== DATA SHOWN

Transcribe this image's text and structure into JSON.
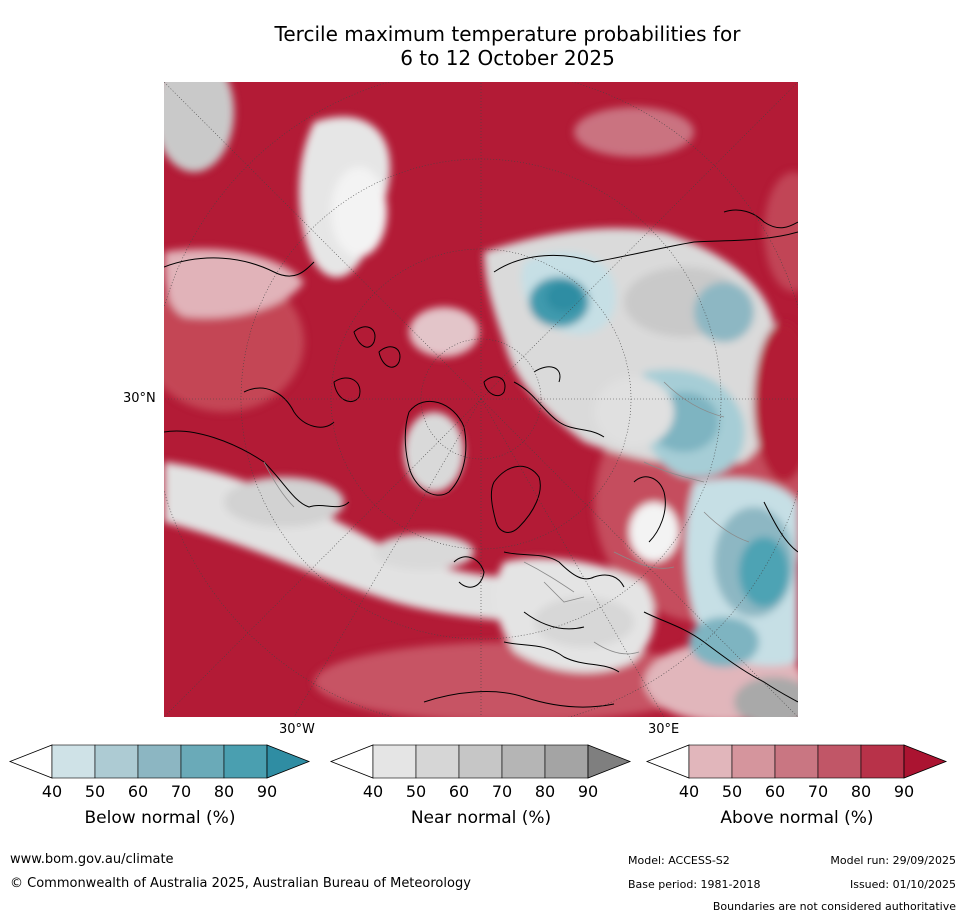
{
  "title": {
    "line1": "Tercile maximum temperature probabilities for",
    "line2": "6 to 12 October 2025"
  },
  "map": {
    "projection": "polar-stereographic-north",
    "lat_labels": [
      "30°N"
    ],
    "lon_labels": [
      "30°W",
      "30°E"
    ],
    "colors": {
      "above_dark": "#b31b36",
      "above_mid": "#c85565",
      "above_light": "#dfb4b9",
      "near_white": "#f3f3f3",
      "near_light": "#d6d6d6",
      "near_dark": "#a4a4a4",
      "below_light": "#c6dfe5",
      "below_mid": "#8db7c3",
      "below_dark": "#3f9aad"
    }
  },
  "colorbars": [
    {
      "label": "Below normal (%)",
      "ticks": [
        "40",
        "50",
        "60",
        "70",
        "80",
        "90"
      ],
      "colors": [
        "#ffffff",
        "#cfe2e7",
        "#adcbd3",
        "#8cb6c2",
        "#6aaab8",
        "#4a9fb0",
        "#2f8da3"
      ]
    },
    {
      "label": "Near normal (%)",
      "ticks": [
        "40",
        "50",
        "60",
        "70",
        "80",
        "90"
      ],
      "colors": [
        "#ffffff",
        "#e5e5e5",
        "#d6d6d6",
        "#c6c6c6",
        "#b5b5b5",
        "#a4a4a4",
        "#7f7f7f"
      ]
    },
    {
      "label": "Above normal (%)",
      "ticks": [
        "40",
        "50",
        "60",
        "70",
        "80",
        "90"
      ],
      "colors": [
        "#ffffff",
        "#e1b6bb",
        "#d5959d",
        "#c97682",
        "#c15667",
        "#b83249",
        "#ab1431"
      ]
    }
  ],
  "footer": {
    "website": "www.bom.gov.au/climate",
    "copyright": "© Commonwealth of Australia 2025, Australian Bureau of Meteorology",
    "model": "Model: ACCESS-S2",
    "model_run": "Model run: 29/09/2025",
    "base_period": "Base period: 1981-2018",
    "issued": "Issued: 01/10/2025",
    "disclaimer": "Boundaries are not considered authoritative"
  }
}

====
== DATA SHOWN

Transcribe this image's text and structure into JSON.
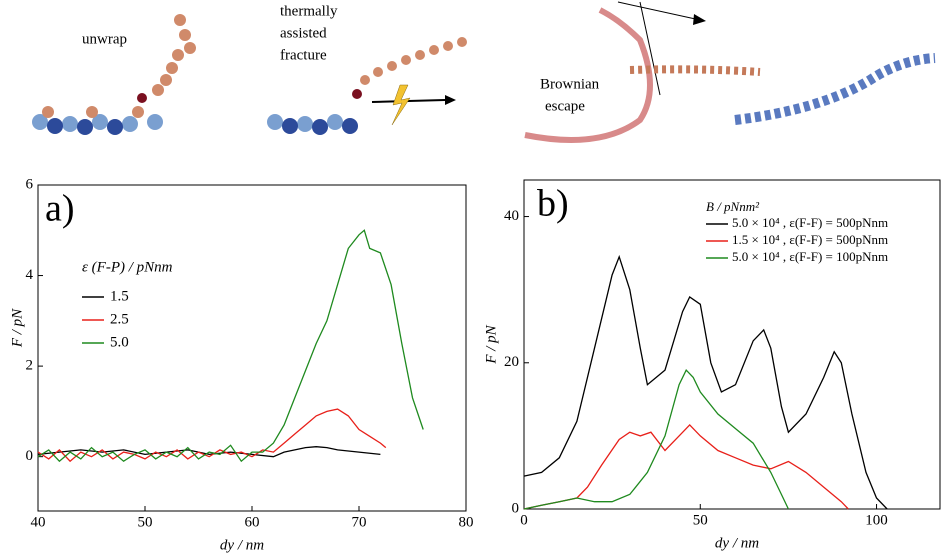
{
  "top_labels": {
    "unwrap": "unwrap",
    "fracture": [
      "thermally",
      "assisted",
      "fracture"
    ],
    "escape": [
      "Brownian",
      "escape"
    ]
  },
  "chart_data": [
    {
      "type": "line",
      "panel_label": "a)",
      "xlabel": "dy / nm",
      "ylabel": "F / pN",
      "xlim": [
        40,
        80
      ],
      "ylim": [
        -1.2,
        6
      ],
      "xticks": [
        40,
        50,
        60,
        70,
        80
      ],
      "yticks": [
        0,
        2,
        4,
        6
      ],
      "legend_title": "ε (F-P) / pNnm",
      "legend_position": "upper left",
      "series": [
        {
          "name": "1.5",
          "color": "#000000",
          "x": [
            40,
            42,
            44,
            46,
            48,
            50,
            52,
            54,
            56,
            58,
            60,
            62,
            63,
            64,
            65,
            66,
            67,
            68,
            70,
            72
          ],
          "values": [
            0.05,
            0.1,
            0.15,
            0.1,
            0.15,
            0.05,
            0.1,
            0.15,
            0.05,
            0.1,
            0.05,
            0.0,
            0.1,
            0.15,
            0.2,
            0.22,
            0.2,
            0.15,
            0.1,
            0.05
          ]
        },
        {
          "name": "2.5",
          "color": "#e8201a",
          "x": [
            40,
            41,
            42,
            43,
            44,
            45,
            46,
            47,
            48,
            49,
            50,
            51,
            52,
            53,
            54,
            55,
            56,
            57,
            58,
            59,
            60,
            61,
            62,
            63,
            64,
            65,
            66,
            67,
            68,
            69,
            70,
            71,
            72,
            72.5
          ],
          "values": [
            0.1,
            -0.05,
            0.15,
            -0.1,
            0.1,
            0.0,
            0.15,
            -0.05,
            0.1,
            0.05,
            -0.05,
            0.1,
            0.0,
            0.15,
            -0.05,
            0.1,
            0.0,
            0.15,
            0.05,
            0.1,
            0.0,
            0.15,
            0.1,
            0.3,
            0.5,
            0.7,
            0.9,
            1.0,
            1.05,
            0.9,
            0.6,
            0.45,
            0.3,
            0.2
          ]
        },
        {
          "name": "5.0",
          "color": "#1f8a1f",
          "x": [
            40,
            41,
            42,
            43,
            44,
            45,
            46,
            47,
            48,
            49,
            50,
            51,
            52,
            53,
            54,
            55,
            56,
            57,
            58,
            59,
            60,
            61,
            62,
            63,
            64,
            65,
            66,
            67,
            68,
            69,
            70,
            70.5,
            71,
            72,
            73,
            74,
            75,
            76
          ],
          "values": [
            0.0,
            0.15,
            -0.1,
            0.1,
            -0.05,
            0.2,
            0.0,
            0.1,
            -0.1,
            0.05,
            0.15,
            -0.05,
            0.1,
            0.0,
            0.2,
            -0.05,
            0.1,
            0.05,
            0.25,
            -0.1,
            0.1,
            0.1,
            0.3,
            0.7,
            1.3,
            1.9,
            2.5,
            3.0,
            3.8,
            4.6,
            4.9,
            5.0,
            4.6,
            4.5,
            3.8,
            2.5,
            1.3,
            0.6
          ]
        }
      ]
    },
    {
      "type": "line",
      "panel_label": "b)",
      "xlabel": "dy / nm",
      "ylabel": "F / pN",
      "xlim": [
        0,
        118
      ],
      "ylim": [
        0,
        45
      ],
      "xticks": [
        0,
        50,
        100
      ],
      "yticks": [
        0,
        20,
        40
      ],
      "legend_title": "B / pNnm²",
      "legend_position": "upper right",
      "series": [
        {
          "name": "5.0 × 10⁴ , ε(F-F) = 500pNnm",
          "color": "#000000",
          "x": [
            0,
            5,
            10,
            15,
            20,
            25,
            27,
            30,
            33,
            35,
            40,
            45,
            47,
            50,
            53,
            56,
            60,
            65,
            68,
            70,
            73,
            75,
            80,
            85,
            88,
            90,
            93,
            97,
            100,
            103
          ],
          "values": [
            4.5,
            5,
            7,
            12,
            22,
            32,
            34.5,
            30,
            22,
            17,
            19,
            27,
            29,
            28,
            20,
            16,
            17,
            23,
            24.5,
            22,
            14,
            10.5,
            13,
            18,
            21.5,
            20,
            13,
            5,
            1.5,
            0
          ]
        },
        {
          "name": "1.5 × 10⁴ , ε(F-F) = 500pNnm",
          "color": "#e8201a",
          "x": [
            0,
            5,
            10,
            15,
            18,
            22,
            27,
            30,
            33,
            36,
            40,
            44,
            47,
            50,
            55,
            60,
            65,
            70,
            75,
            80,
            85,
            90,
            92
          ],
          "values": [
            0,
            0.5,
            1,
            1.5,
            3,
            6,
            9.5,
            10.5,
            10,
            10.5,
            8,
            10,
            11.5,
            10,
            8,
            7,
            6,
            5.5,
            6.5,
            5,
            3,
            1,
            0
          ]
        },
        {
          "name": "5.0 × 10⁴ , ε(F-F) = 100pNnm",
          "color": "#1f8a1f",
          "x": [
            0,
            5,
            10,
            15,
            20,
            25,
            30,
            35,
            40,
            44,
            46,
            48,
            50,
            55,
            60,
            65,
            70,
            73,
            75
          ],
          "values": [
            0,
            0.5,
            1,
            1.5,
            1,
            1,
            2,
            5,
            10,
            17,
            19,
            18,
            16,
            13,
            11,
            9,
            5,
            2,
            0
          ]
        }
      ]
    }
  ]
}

====

* **EXERCISE TASK**
Filter the records above for "Model" and copy every matching line.

* **THE COMPLETED TASK**
    "model": "Model: ACCESS-S2",
    "model_run": "Model run: 29/09/2025",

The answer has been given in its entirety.